◆ WORK TO BE COMPLETED
Print the listing in its entirety and exactly, leaving out images.

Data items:
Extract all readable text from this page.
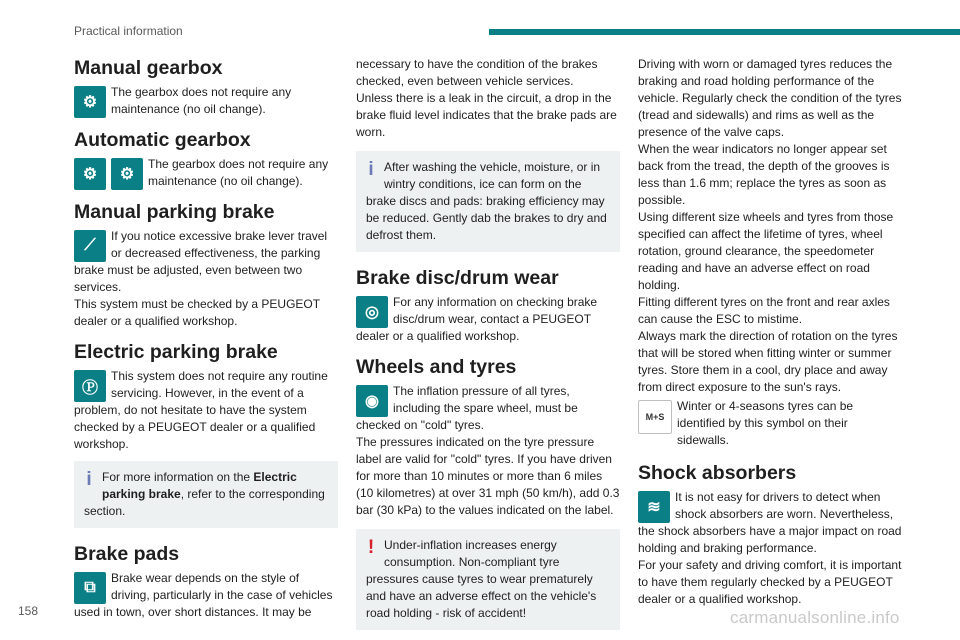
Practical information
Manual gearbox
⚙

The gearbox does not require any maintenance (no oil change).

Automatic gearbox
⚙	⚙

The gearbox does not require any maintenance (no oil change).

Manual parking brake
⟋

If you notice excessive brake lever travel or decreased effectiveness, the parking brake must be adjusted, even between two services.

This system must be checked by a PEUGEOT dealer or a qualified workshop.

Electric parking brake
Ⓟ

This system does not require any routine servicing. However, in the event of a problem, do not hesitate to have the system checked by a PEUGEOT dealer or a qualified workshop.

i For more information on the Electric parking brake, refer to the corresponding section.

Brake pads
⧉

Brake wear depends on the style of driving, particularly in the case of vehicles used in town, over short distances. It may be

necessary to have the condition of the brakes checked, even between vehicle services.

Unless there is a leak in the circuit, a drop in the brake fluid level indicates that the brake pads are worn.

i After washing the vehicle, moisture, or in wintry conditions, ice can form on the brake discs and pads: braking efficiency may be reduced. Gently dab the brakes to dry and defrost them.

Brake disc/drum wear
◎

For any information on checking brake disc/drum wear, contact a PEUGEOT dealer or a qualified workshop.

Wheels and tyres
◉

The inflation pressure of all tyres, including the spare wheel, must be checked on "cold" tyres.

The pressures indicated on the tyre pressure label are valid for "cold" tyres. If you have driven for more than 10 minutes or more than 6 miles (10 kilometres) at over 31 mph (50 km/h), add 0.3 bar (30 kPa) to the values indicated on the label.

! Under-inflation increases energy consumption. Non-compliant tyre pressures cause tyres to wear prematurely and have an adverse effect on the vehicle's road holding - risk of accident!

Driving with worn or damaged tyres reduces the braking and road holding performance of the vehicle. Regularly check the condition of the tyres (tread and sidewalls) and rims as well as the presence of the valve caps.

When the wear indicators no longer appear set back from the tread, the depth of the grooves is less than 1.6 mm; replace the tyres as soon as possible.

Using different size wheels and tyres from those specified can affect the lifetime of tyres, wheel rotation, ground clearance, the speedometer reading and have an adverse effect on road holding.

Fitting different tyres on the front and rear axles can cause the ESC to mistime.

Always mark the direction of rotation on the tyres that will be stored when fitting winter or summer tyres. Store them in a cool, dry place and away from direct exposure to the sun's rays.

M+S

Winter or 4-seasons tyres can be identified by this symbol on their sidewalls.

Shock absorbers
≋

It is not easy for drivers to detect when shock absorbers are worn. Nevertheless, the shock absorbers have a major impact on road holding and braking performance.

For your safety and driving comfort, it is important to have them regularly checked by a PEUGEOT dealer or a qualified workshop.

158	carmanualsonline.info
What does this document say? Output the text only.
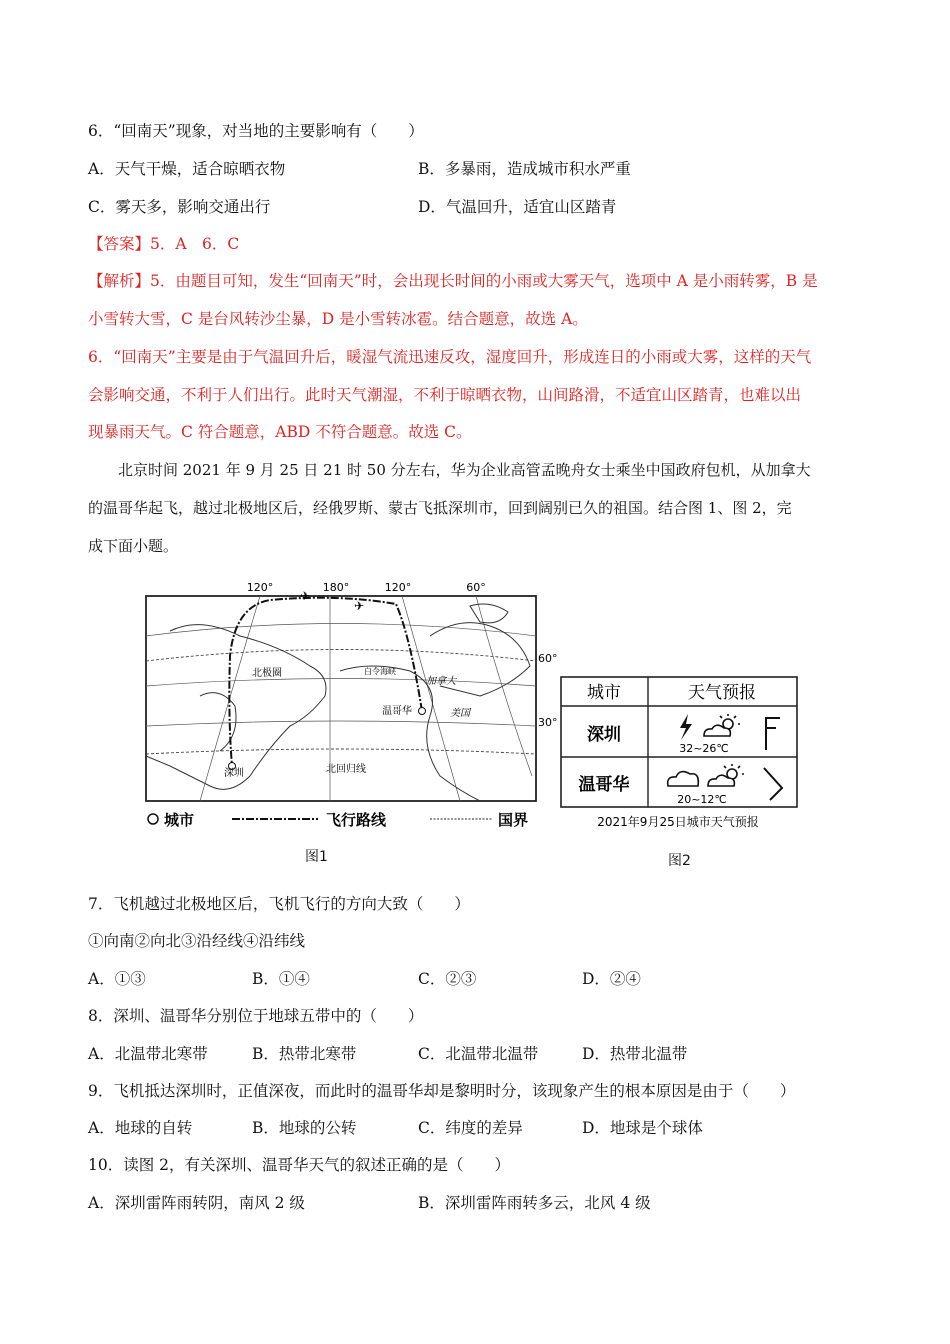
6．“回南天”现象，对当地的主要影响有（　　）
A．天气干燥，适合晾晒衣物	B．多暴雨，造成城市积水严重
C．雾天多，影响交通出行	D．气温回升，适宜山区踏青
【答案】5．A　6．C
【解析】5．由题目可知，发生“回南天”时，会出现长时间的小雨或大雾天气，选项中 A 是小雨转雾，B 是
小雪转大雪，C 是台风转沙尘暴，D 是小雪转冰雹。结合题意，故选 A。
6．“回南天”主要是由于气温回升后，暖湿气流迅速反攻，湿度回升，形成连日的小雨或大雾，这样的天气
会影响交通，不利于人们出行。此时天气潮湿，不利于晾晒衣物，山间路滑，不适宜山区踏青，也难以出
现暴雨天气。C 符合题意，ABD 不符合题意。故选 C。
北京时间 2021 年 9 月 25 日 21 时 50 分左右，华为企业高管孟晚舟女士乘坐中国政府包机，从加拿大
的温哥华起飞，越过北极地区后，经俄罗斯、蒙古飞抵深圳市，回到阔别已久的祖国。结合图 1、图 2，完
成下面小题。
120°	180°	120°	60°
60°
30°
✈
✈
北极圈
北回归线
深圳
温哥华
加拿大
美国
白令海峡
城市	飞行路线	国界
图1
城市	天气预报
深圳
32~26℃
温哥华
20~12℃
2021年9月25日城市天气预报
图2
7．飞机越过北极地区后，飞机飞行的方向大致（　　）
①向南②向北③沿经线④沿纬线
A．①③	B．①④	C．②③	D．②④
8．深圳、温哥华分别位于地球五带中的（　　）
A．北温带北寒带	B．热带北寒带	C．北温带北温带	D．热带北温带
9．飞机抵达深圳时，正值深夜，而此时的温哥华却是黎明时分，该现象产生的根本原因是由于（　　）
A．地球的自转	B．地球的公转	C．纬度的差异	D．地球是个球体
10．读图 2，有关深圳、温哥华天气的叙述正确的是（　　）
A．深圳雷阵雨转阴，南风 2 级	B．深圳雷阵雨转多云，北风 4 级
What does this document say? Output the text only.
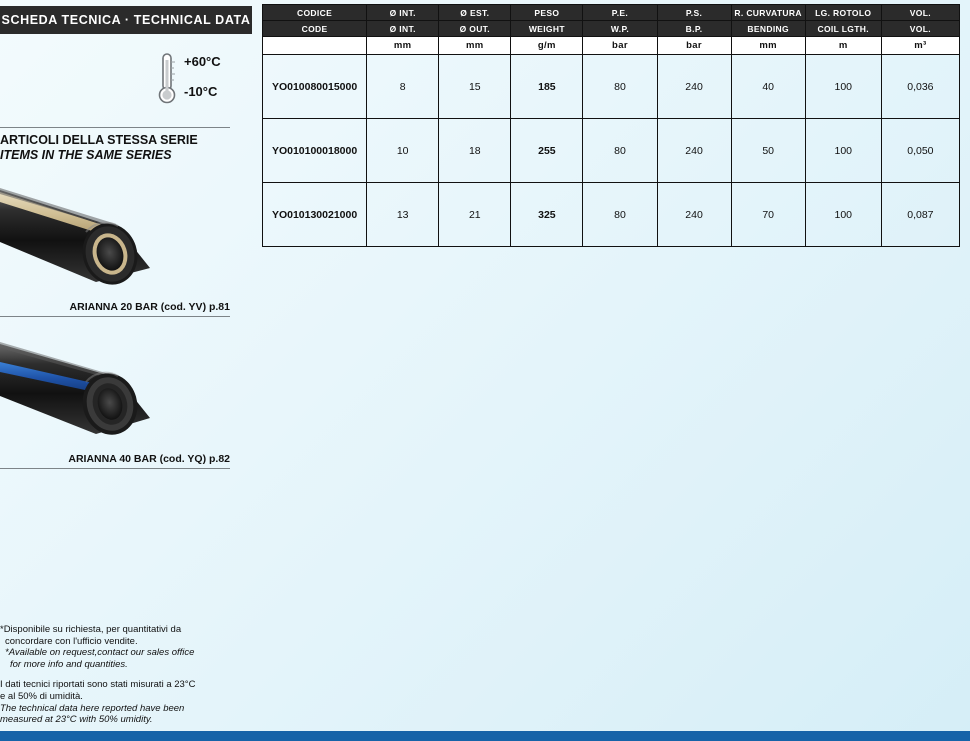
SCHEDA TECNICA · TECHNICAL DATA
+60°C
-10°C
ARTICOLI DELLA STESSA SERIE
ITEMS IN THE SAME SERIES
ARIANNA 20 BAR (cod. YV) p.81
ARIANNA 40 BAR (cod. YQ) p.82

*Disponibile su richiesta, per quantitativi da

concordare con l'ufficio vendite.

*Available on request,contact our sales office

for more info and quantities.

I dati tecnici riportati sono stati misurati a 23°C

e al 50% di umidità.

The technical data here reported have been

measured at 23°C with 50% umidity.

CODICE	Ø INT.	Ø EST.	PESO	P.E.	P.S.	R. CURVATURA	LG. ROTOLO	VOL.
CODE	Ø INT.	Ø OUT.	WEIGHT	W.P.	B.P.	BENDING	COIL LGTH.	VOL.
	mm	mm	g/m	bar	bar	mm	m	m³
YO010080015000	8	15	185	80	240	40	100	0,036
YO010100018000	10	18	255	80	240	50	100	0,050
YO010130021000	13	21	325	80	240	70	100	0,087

◆ EXERCISE RESULT
Extract all readable text from this page.
Practical information
Manual gearbox
⚙

The gearbox does not require any maintenance (no oil change).

Automatic gearbox
⚙	⚙

The gearbox does not require any maintenance (no oil change).

Manual parking brake
⟋

If you notice excessive brake lever travel or decreased effectiveness, the parking brake must be adjusted, even between two services.

This system must be checked by a PEUGEOT dealer or a qualified workshop.

Electric parking brake
Ⓟ

This system does not require any routine servicing. However, in the event of a problem, do not hesitate to have the system checked by a PEUGEOT dealer or a qualified workshop.

i For more information on the Electric parking brake, refer to the corresponding section.

Brake pads
⧉

Brake wear depends on the style of driving, particularly in the case of vehicles used in town, over short distances. It may be

necessary to have the condition of the brakes checked, even between vehicle services.

Unless there is a leak in the circuit, a drop in the brake fluid level indicates that the brake pads are worn.

i After washing the vehicle, moisture, or in wintry conditions, ice can form on the brake discs and pads: braking efficiency may be reduced. Gently dab the brakes to dry and defrost them.

Brake disc/drum wear
◎

For any information on checking brake disc/drum wear, contact a PEUGEOT dealer or a qualified workshop.

Wheels and tyres
◉

The inflation pressure of all tyres, including the spare wheel, must be checked on "cold" tyres.

The pressures indicated on the tyre pressure label are valid for "cold" tyres. If you have driven for more than 10 minutes or more than 6 miles (10 kilometres) at over 31 mph (50 km/h), add 0.3 bar (30 kPa) to the values indicated on the label.

! Under-inflation increases energy consumption. Non-compliant tyre pressures cause tyres to wear prematurely and have an adverse effect on the vehicle's road holding - risk of accident!

Driving with worn or damaged tyres reduces the braking and road holding performance of the vehicle. Regularly check the condition of the tyres (tread and sidewalls) and rims as well as the presence of the valve caps.

When the wear indicators no longer appear set back from the tread, the depth of the grooves is less than 1.6 mm; replace the tyres as soon as possible.

Using different size wheels and tyres from those specified can affect the lifetime of tyres, wheel rotation, ground clearance, the speedometer reading and have an adverse effect on road holding.

Fitting different tyres on the front and rear axles can cause the ESC to mistime.

Always mark the direction of rotation on the tyres that will be stored when fitting winter or summer tyres. Store them in a cool, dry place and away from direct exposure to the sun's rays.

M+S

Winter or 4-seasons tyres can be identified by this symbol on their sidewalls.

Shock absorbers
≋

It is not easy for drivers to detect when shock absorbers are worn. Nevertheless, the shock absorbers have a major impact on road holding and braking performance.

For your safety and driving comfort, it is important to have them regularly checked by a PEUGEOT dealer or a qualified workshop.

158	carmanualsonline.info
What does this document say? Output the text only.
6．“回南天”现象，对当地的主要影响有（　　）
A．天气干燥，适合晾晒衣物	B．多暴雨，造成城市积水严重
C．雾天多，影响交通出行	D．气温回升，适宜山区踏青
【答案】5．A　6．C
【解析】5．由题目可知，发生“回南天”时，会出现长时间的小雨或大雾天气，选项中 A 是小雨转雾，B 是
小雪转大雪，C 是台风转沙尘暴，D 是小雪转冰雹。结合题意，故选 A。
6．“回南天”主要是由于气温回升后，暖湿气流迅速反攻，湿度回升，形成连日的小雨或大雾，这样的天气
会影响交通，不利于人们出行。此时天气潮湿，不利于晾晒衣物，山间路滑，不适宜山区踏青，也难以出
现暴雨天气。C 符合题意，ABD 不符合题意。故选 C。
北京时间 2021 年 9 月 25 日 21 时 50 分左右，华为企业高管孟晚舟女士乘坐中国政府包机，从加拿大
的温哥华起飞，越过北极地区后，经俄罗斯、蒙古飞抵深圳市，回到阔别已久的祖国。结合图 1、图 2，完
成下面小题。
120°	180°	120°	60°
60°
30°
✈
✈
北极圈
北回归线
深圳
温哥华
加拿大
美国
白令海峡
城市	飞行路线	国界
图1
城市	天气预报
深圳
32~26℃
温哥华
20~12℃
2021年9月25日城市天气预报
图2
7．飞机越过北极地区后，飞机飞行的方向大致（　　）
①向南②向北③沿经线④沿纬线
A．①③	B．①④	C．②③	D．②④
8．深圳、温哥华分别位于地球五带中的（　　）
A．北温带北寒带	B．热带北寒带	C．北温带北温带	D．热带北温带
9．飞机抵达深圳时，正值深夜，而此时的温哥华却是黎明时分，该现象产生的根本原因是由于（　　）
A．地球的自转	B．地球的公转	C．纬度的差异	D．地球是个球体
10．读图 2，有关深圳、温哥华天气的叙述正确的是（　　）
A．深圳雷阵雨转阴，南风 2 级	B．深圳雷阵雨转多云，北风 4 级
What does this document say? Output the text only.
SCHEDA TECNICA · TECHNICAL DATA
+60°C
-10°C
ARTICOLI DELLA STESSA SERIE
ITEMS IN THE SAME SERIES
ARIANNA 20 BAR (cod. YV) p.81
ARIANNA 40 BAR (cod. YQ) p.82

*Disponibile su richiesta, per quantitativi da

concordare con l'ufficio vendite.

*Available on request,contact our sales office

for more info and quantities.

I dati tecnici riportati sono stati misurati a 23°C

e al 50% di umidità.

The technical data here reported have been

measured at 23°C with 50% umidity.

CODICE	Ø INT.	Ø EST.	PESO	P.E.	P.S.	R. CURVATURA	LG. ROTOLO	VOL.
CODE	Ø INT.	Ø OUT.	WEIGHT	W.P.	B.P.	BENDING	COIL LGTH.	VOL.
	mm	mm	g/m	bar	bar	mm	m	m³
YO010080015000	8	15	185	80	240	40	100	0,036
YO010100018000	10	18	255	80	240	50	100	0,050
YO010130021000	13	21	325	80	240	70	100	0,087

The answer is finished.